Material shown
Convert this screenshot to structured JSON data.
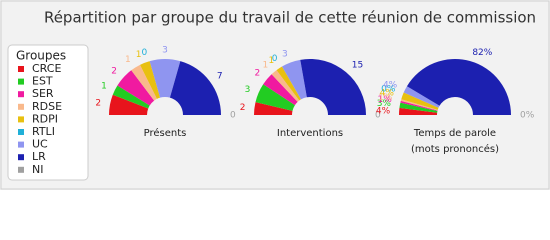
{
  "title": "Répartition par groupe du travail de cette réunion de commission",
  "legend_title": "Groupes",
  "chart_data": [
    {
      "type": "pie",
      "semicircle": true,
      "donut": true,
      "title": "Présents",
      "categories": [
        "CRCE",
        "EST",
        "SER",
        "RDSE",
        "RDPI",
        "RTLI",
        "UC",
        "LR",
        "NI"
      ],
      "colors": [
        "#e8141c",
        "#22cc22",
        "#f01aa0",
        "#f9b98c",
        "#e8c010",
        "#20b0d8",
        "#8f95f0",
        "#1c20b0",
        "#a0a0a0"
      ],
      "values": [
        2,
        1,
        2,
        1,
        1,
        0,
        3,
        7,
        0
      ]
    },
    {
      "type": "pie",
      "semicircle": true,
      "donut": true,
      "title": "Interventions",
      "categories": [
        "CRCE",
        "EST",
        "SER",
        "RDSE",
        "RDPI",
        "RTLI",
        "UC",
        "LR",
        "NI"
      ],
      "colors": [
        "#e8141c",
        "#22cc22",
        "#f01aa0",
        "#f9b98c",
        "#e8c010",
        "#20b0d8",
        "#8f95f0",
        "#1c20b0",
        "#a0a0a0"
      ],
      "values": [
        2,
        3,
        2,
        1,
        1,
        0,
        3,
        15,
        0
      ]
    },
    {
      "type": "pie",
      "semicircle": true,
      "donut": true,
      "title": "Temps de parole (mots prononcés)",
      "categories": [
        "CRCE",
        "EST",
        "SER",
        "RDSE",
        "RDPI",
        "RTLI",
        "UC",
        "LR",
        "NI"
      ],
      "colors": [
        "#e8141c",
        "#22cc22",
        "#f01aa0",
        "#f9b98c",
        "#e8c010",
        "#20b0d8",
        "#8f95f0",
        "#1c20b0",
        "#a0a0a0"
      ],
      "values": [
        4,
        3,
        1,
        1,
        4,
        0,
        4,
        82,
        0
      ],
      "value_labels": [
        "4%",
        "3%",
        "1%",
        "1%",
        "4%",
        "0%",
        "4%",
        "82%",
        "0%"
      ]
    }
  ]
}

Task statement
Exclude the images and reproduce the remaining data exactly.

Solution to this exercise
Convert this screenshot to structured JSON data.
{
  "title": "Répartition par groupe du travail de cette réunion de commission",
  "legend_title": "Groupes",
  "chart_data": [
    {
      "type": "pie",
      "semicircle": true,
      "donut": true,
      "title": "Présents",
      "categories": [
        "CRCE",
        "EST",
        "SER",
        "RDSE",
        "RDPI",
        "RTLI",
        "UC",
        "LR",
        "NI"
      ],
      "colors": [
        "#e8141c",
        "#22cc22",
        "#f01aa0",
        "#f9b98c",
        "#e8c010",
        "#20b0d8",
        "#8f95f0",
        "#1c20b0",
        "#a0a0a0"
      ],
      "values": [
        2,
        1,
        2,
        1,
        1,
        0,
        3,
        7,
        0
      ]
    },
    {
      "type": "pie",
      "semicircle": true,
      "donut": true,
      "title": "Interventions",
      "categories": [
        "CRCE",
        "EST",
        "SER",
        "RDSE",
        "RDPI",
        "RTLI",
        "UC",
        "LR",
        "NI"
      ],
      "colors": [
        "#e8141c",
        "#22cc22",
        "#f01aa0",
        "#f9b98c",
        "#e8c010",
        "#20b0d8",
        "#8f95f0",
        "#1c20b0",
        "#a0a0a0"
      ],
      "values": [
        2,
        3,
        2,
        1,
        1,
        0,
        3,
        15,
        0
      ]
    },
    {
      "type": "pie",
      "semicircle": true,
      "donut": true,
      "title": "Temps de parole (mots prononcés)",
      "categories": [
        "CRCE",
        "EST",
        "SER",
        "RDSE",
        "RDPI",
        "RTLI",
        "UC",
        "LR",
        "NI"
      ],
      "colors": [
        "#e8141c",
        "#22cc22",
        "#f01aa0",
        "#f9b98c",
        "#e8c010",
        "#20b0d8",
        "#8f95f0",
        "#1c20b0",
        "#a0a0a0"
      ],
      "values": [
        4,
        3,
        1,
        1,
        4,
        0,
        4,
        82,
        0
      ],
      "value_labels": [
        "4%",
        "3%",
        "1%",
        "1%",
        "4%",
        "0%",
        "4%",
        "82%",
        "0%"
      ]
    }
  ]
}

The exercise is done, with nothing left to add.